PROBLEM TO SOLVE: Out of the lines below, please list those that hold the string "color".

MATERIAL FOR THIS EXERCISE:
## Start
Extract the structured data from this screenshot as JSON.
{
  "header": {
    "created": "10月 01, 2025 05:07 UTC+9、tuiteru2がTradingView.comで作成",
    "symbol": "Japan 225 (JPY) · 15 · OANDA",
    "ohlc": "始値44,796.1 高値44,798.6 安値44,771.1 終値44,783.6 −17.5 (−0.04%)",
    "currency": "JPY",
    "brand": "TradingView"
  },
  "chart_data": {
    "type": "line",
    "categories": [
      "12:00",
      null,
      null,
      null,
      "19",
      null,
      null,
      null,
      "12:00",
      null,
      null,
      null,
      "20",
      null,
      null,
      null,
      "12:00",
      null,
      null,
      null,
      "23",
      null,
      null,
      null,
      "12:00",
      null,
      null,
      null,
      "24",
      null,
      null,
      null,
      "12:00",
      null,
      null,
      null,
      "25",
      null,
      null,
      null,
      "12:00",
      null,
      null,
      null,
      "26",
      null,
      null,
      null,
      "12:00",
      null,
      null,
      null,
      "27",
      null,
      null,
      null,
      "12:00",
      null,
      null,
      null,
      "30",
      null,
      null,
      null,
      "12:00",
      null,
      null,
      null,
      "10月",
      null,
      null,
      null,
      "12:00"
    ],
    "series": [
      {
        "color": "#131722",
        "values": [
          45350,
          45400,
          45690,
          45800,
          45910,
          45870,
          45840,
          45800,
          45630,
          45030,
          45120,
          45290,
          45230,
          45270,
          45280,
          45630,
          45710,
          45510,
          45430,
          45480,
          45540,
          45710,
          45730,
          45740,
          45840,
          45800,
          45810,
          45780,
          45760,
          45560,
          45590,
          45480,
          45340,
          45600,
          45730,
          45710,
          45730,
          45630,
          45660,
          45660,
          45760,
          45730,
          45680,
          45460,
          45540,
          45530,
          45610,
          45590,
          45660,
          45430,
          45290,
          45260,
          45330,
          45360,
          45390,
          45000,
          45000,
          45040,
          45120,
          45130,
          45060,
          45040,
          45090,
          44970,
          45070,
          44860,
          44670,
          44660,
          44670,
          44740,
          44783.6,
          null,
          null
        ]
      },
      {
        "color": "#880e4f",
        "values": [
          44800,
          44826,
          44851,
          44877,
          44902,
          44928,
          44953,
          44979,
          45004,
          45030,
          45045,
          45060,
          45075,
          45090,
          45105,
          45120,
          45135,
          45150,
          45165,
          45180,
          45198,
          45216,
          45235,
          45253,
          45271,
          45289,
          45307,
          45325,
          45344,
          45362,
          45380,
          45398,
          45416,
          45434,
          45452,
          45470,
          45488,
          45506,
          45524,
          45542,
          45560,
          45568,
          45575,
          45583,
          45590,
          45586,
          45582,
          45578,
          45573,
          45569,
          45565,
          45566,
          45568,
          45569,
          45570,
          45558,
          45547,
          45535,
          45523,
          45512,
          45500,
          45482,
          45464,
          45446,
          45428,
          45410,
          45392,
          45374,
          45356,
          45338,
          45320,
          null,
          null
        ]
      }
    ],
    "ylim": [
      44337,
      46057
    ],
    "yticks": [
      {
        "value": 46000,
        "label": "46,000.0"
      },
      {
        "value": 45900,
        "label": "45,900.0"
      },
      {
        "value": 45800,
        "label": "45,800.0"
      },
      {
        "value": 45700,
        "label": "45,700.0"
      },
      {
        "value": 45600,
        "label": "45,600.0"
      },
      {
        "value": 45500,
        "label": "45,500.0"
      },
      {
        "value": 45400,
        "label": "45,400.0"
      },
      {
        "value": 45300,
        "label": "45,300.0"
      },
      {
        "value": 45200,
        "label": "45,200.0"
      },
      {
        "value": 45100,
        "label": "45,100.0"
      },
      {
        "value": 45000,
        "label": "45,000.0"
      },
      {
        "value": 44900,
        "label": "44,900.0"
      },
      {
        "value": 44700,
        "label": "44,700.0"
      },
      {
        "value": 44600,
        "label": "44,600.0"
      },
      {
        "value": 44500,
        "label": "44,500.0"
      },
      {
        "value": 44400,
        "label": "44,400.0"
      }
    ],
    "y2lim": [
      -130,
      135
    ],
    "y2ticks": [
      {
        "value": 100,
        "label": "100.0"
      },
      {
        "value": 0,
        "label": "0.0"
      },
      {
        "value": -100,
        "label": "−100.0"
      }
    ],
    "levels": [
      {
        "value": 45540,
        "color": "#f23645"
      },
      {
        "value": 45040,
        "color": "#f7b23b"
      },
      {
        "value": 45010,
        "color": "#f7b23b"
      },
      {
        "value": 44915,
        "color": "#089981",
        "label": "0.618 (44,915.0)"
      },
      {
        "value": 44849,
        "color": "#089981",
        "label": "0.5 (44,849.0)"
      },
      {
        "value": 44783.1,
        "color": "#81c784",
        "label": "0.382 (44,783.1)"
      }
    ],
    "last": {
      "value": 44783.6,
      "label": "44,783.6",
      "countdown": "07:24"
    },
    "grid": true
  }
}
## End
ANSWER BELOW:
        "color": "#131722",
        "color": "#880e4f",
        "color": "#f23645"
        "color": "#f7b23b"
        "color": "#f7b23b"
        "color": "#089981",
        "color": "#089981",
        "color": "#81c784",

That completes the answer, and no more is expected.